--- Problem ---
Scan the lines below; pull out those with "Социальное".

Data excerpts
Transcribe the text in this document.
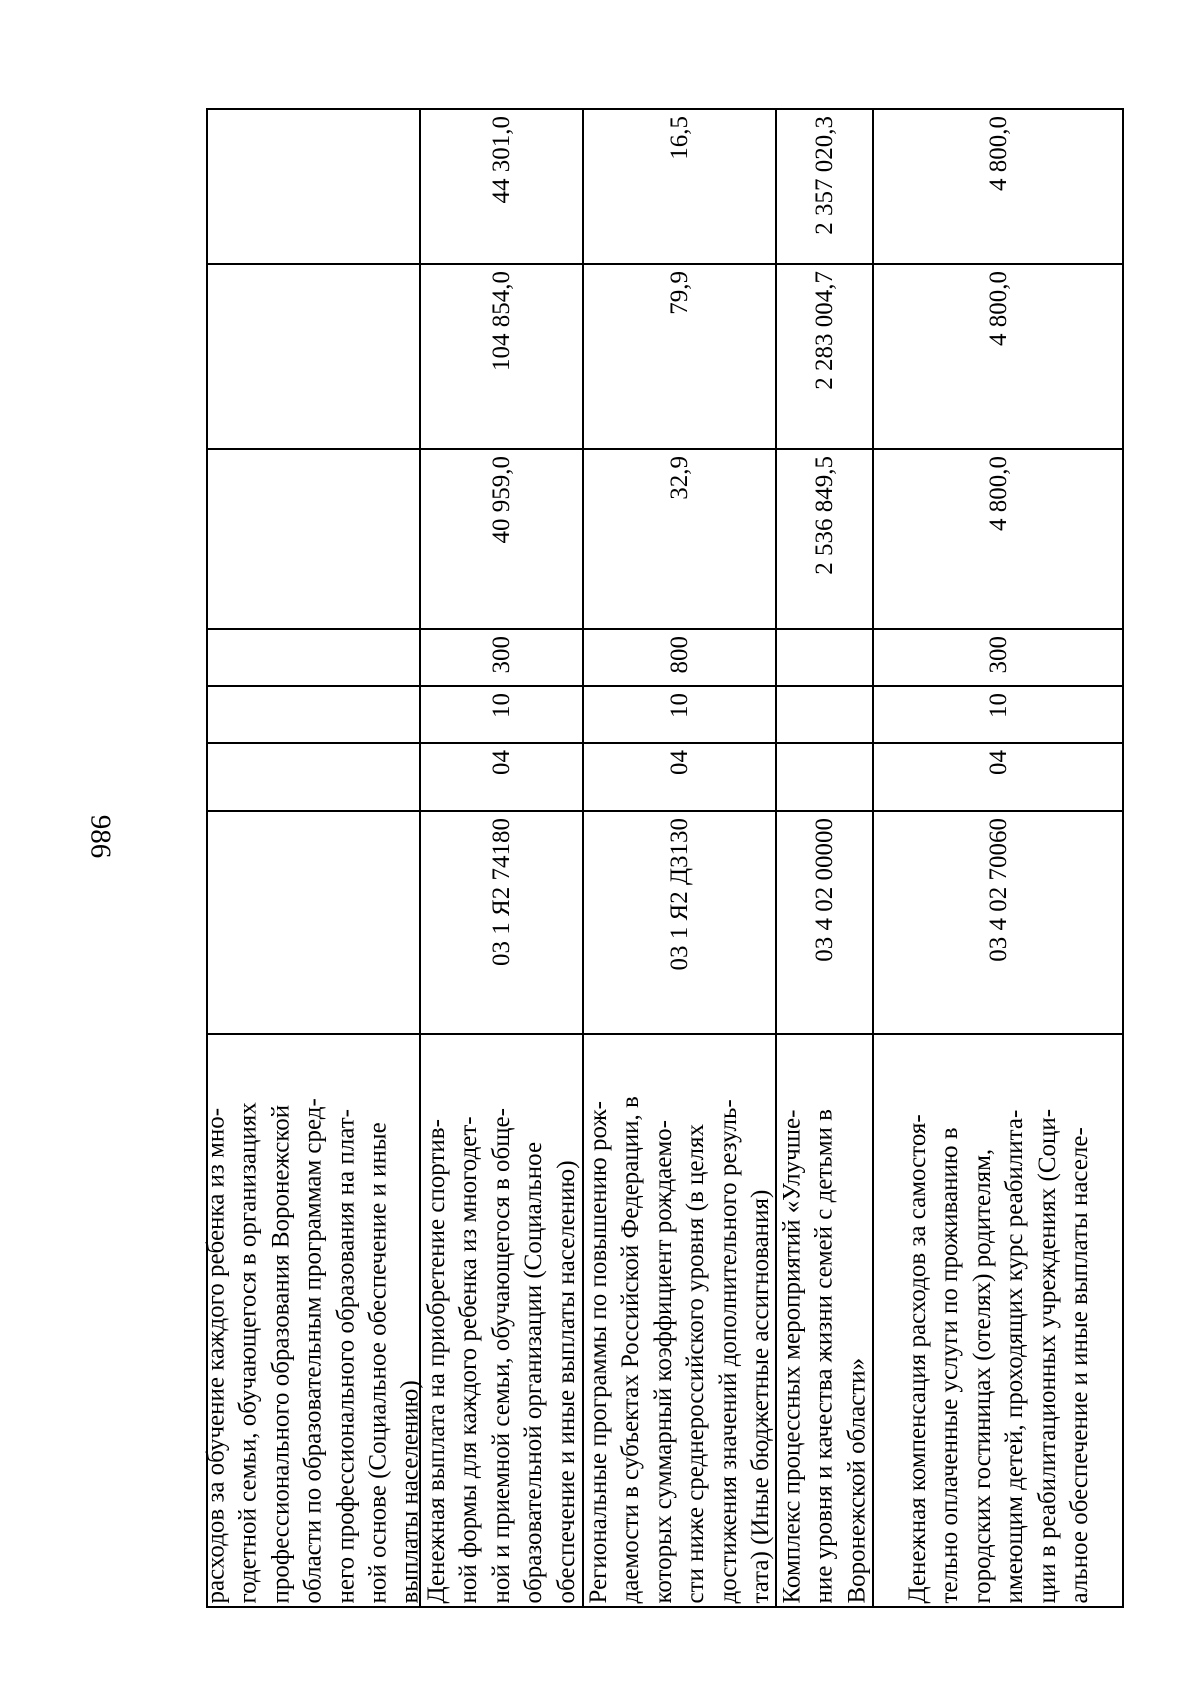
986
расходов за обучение каждого ребенка из мно- годетной семьи, обучающегося в организациях профессионального образования Воронежской области по образовательным программам сред- него профессионального образования на плат- ной основе (Социальное обеспечение и иные выплаты населению)
44 301,0
104 854,0
40 959,0
300
10
04
03 1 Я2 74180
Денежная выплата на приобретение спортив- ной формы для каждого ребенка из многодет- ной и приемной семьи, обучающегося в обще- образовательной организации (Социальное обеспечение и иные выплаты населению)
16,5
79,9
32,9
800
10
04
03 1 Я2 Д3130
Региональные программы по повышению рож- даемости в субъектах Российской Федерации, в которых суммарный коэффициент рождаемо- сти ниже среднероссийского уровня (в целях достижения значений дополнительного резуль- тата) (Иные бюджетные ассигнования)
2 357 020,3
2 283 004,7
2 536 849,5
03 4 02 00000
Комплекс процессных мероприятий «Улучше- ние уровня и качества жизни семей с детьми в Воронежской области»
4 800,0
4 800,0
4 800,0
300
10
04
03 4 02 70060
Денежная компенсация расходов за самостоя- тельно оплаченные услуги по проживанию в городских гостиницах (отелях) родителям, имеющим детей, проходящих курс реабилита- ции в реабилитационных учреждениях (Соци- альное обеспечение и иные выплаты населе-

--- The solution ---
расходов за обучение каждого ребенка из мно- годетной семьи, обучающегося в организациях профессионального образования Воронежской области по образовательным программам сред- него профессионального образования на плат- ной основе (Социальное обеспечение и иные выплаты населению)
Денежная выплата на приобретение спортив- ной формы для каждого ребенка из многодет- ной и приемной семьи, обучающегося в обще- образовательной организации (Социальное обеспечение и иные выплаты населению)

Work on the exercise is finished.